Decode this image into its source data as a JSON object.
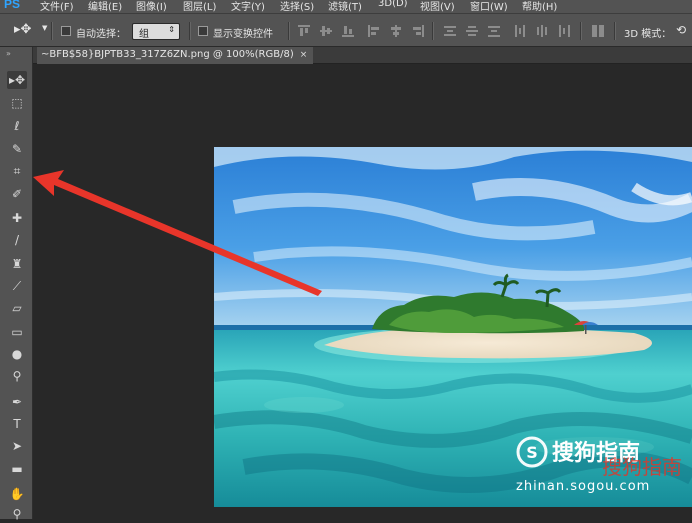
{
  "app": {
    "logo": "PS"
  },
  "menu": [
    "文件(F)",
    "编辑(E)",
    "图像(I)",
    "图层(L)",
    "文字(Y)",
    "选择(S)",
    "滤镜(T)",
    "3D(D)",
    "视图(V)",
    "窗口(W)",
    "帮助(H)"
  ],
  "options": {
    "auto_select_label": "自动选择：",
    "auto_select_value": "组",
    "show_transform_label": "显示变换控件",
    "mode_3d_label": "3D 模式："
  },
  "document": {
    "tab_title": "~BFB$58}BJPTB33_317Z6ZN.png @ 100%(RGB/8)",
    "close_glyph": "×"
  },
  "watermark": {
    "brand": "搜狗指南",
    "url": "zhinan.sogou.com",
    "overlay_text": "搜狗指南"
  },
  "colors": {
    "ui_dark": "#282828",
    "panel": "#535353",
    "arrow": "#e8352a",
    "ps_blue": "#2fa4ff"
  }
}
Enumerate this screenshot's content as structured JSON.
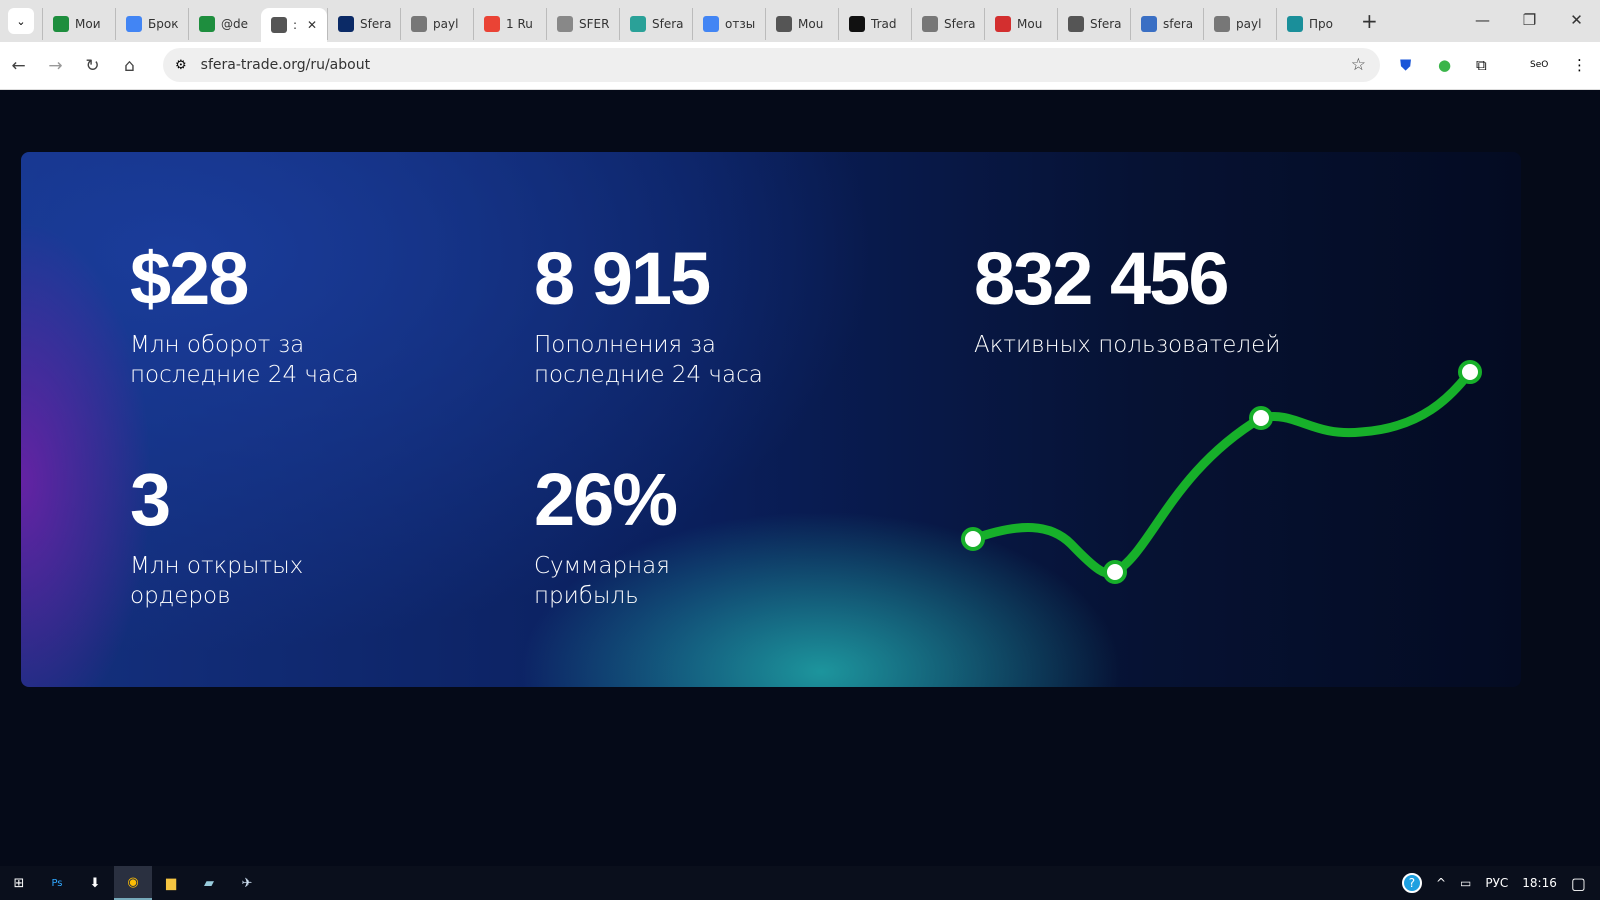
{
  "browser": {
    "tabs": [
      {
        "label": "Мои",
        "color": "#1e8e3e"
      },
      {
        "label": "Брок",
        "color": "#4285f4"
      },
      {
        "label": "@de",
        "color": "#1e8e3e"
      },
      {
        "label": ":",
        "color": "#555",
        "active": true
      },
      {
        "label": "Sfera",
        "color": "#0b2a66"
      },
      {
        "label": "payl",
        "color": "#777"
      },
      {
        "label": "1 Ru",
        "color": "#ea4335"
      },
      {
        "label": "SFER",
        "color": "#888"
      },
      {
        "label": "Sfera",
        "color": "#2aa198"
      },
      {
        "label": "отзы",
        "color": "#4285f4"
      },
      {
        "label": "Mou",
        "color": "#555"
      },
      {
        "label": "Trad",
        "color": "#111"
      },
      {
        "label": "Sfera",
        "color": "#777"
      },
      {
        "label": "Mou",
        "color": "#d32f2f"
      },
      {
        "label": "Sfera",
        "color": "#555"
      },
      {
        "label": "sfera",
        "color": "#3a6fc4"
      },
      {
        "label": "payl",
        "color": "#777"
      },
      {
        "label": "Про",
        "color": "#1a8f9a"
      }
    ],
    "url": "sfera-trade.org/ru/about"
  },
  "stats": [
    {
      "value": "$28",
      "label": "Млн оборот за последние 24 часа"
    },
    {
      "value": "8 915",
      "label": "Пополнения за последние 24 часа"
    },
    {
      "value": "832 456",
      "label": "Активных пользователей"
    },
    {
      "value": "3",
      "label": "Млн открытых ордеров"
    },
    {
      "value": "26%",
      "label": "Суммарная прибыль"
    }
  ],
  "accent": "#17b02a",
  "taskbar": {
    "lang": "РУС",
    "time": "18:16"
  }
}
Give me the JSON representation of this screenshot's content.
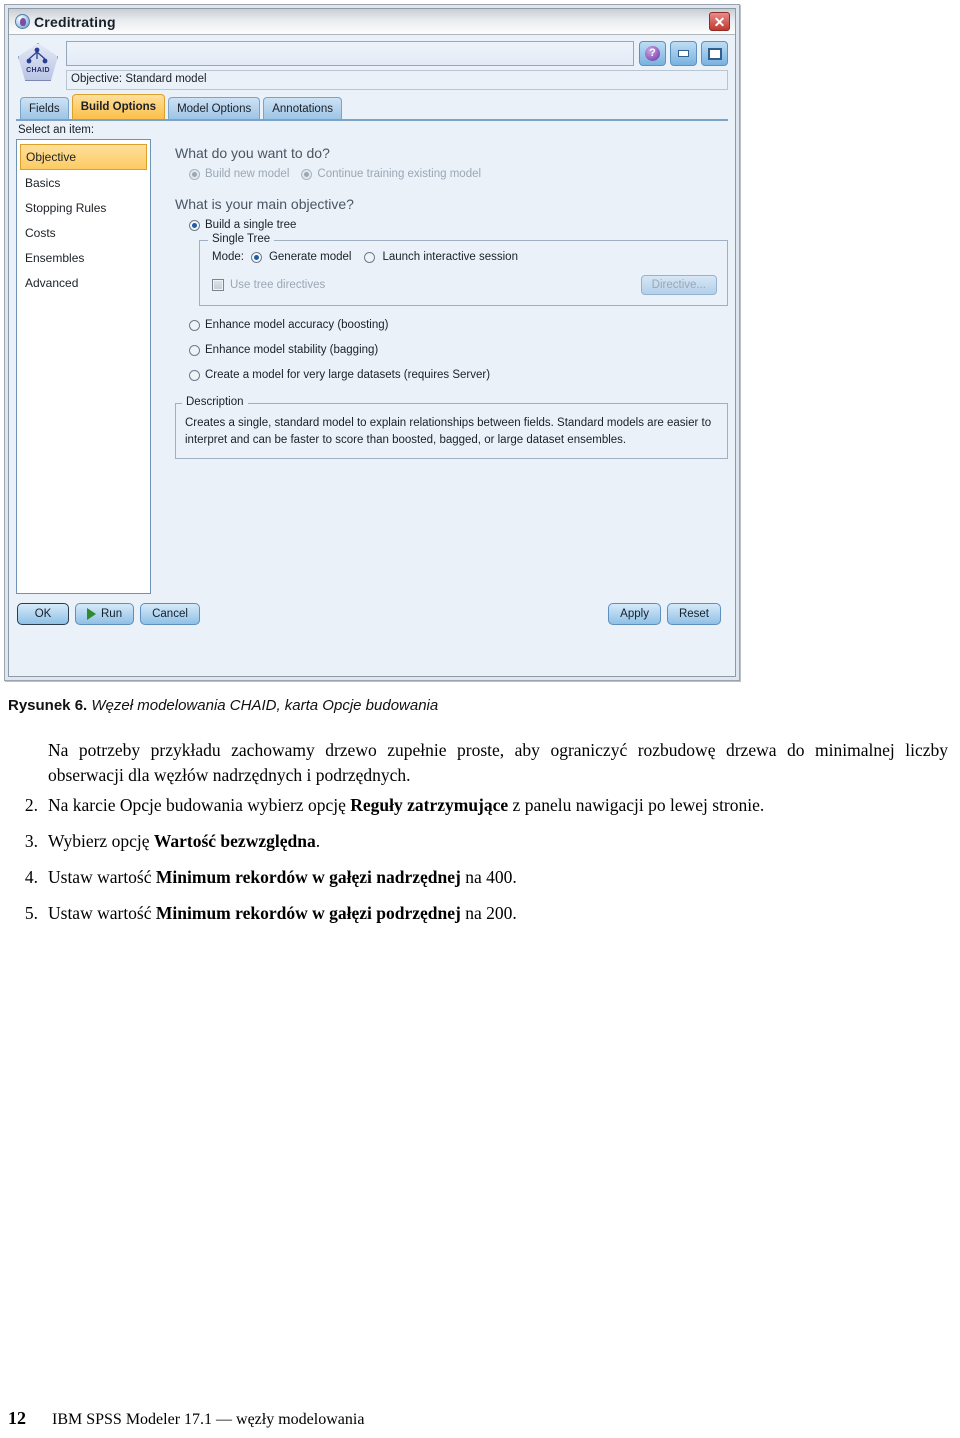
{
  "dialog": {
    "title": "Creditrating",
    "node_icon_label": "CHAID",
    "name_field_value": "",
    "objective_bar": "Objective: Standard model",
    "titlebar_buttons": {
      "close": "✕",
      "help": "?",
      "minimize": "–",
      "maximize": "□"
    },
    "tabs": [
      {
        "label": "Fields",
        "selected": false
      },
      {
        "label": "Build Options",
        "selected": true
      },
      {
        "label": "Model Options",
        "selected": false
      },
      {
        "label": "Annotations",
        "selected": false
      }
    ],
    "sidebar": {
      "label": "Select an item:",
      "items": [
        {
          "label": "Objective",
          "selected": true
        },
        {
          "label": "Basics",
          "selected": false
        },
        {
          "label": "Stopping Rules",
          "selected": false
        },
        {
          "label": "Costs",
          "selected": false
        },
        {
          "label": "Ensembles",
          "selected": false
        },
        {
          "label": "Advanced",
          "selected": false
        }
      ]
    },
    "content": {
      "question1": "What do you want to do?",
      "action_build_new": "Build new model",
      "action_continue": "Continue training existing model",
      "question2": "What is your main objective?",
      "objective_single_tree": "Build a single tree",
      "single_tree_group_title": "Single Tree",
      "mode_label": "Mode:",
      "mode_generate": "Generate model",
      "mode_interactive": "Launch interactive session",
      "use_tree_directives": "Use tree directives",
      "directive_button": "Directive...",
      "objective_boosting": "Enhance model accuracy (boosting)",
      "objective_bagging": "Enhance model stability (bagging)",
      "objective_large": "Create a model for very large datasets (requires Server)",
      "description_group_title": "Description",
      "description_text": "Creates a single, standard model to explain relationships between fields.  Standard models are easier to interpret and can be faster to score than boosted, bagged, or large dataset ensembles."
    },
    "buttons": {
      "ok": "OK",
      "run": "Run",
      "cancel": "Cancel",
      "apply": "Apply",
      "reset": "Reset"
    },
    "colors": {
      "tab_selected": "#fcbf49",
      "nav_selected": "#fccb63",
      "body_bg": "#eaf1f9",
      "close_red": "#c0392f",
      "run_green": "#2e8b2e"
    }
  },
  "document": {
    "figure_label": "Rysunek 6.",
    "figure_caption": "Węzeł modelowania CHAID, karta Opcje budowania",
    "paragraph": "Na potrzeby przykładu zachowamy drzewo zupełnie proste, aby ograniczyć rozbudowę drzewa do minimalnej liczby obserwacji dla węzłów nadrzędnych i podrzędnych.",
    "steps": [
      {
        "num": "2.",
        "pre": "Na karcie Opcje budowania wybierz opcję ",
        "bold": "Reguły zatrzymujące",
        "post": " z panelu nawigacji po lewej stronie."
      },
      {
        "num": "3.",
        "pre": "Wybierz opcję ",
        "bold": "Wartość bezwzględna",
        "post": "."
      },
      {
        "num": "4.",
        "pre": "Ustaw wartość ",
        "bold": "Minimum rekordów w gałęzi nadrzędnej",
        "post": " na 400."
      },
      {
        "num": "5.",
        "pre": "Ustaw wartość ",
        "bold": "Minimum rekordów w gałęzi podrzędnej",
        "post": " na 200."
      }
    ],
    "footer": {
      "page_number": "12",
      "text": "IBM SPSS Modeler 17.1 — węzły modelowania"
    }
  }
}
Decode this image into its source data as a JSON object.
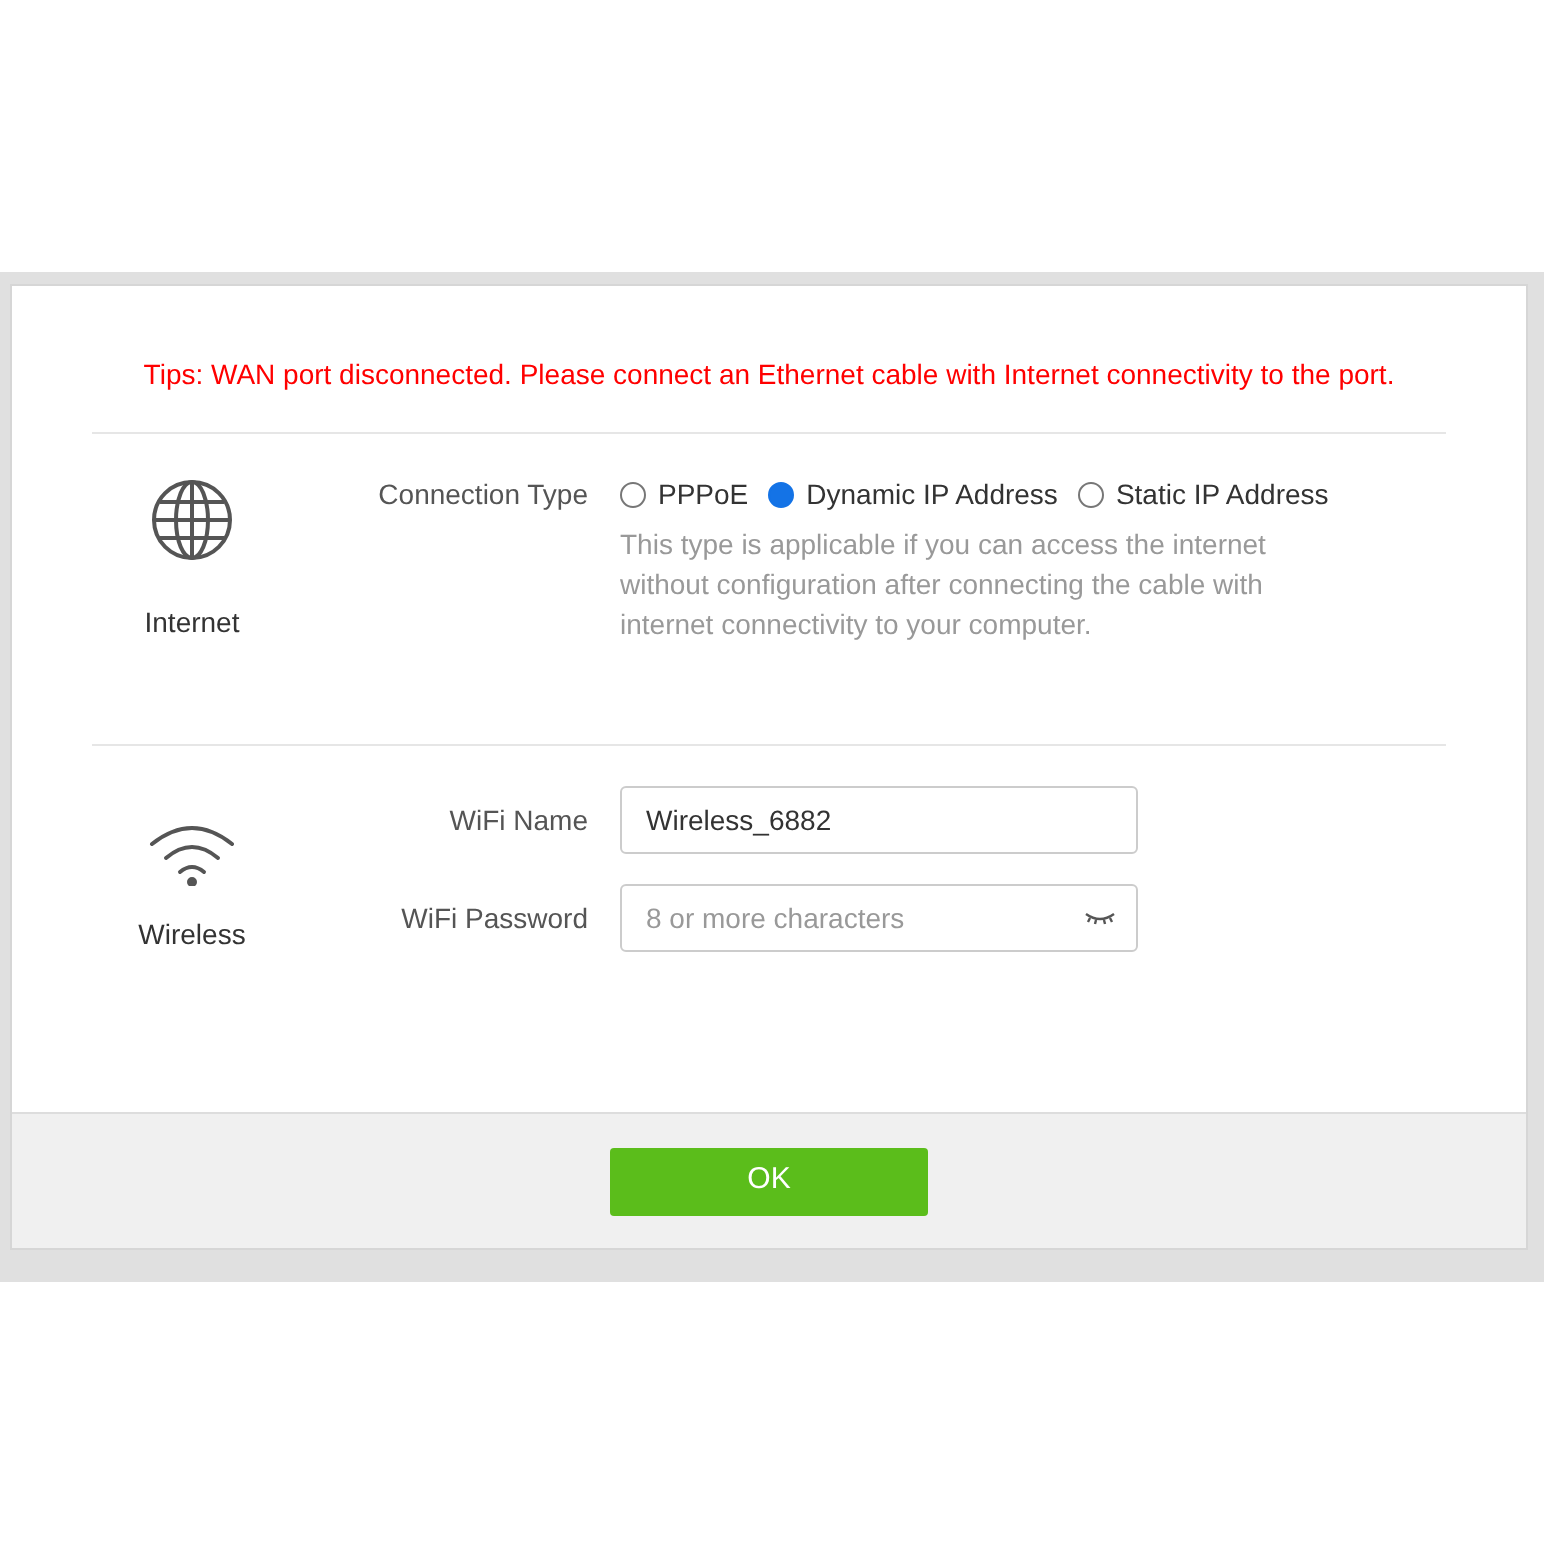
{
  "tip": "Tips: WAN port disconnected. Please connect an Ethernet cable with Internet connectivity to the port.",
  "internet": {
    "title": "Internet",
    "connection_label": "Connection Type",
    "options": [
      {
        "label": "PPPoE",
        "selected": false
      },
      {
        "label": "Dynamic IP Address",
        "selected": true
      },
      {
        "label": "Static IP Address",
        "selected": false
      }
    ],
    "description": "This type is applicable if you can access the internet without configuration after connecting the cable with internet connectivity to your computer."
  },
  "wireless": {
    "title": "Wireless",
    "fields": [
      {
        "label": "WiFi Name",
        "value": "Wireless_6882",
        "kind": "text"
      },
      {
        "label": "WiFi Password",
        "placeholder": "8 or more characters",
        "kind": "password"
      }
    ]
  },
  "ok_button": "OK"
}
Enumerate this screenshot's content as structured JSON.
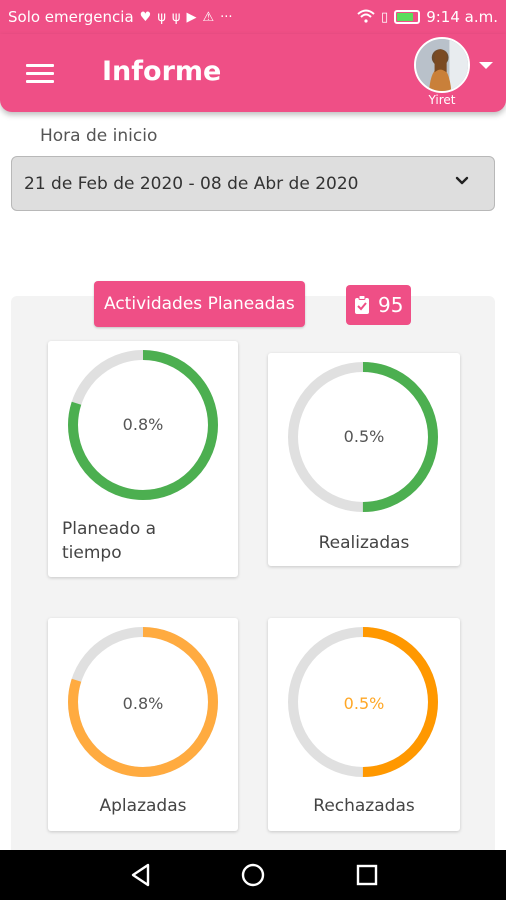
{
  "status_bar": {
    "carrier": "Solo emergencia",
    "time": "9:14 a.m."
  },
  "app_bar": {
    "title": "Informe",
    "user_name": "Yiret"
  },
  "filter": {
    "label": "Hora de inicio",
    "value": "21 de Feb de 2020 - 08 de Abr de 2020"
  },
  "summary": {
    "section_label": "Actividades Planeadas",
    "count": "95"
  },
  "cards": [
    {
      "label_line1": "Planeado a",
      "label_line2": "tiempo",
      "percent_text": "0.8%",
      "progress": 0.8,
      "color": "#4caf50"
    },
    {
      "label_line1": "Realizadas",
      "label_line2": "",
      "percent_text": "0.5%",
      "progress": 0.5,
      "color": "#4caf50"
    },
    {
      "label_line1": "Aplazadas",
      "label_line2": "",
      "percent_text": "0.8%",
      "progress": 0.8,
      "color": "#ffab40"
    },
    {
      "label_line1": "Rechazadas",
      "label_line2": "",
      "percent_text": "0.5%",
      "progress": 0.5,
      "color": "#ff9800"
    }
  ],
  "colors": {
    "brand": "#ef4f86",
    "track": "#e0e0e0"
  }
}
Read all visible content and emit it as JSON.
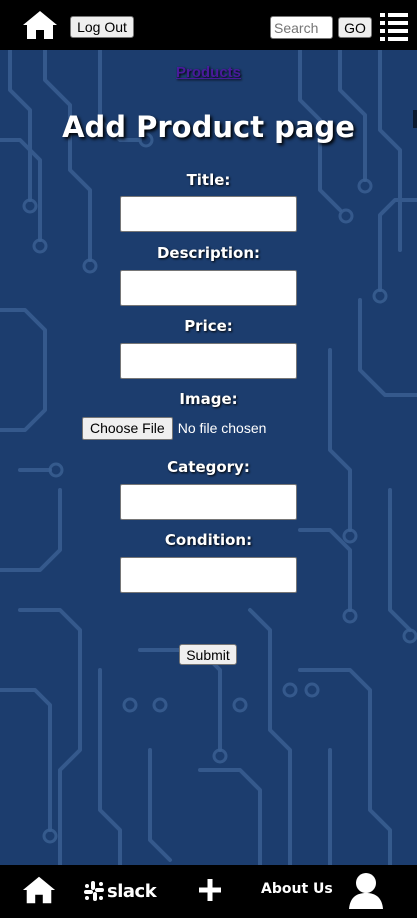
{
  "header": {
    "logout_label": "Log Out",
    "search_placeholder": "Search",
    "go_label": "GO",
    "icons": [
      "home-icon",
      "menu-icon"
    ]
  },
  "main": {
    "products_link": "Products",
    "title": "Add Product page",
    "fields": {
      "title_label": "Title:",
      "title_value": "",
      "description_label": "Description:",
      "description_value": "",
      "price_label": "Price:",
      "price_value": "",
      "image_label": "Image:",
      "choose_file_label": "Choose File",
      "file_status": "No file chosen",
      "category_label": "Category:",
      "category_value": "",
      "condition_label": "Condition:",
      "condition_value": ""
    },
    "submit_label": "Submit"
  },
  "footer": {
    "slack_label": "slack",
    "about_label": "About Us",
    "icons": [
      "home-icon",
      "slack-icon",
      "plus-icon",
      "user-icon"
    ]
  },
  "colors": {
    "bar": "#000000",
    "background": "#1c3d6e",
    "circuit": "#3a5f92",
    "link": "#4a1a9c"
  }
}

□ □ □ □

Report only the number of lines that hold the string "main" in this listing.

» **FINISHED TASK**
2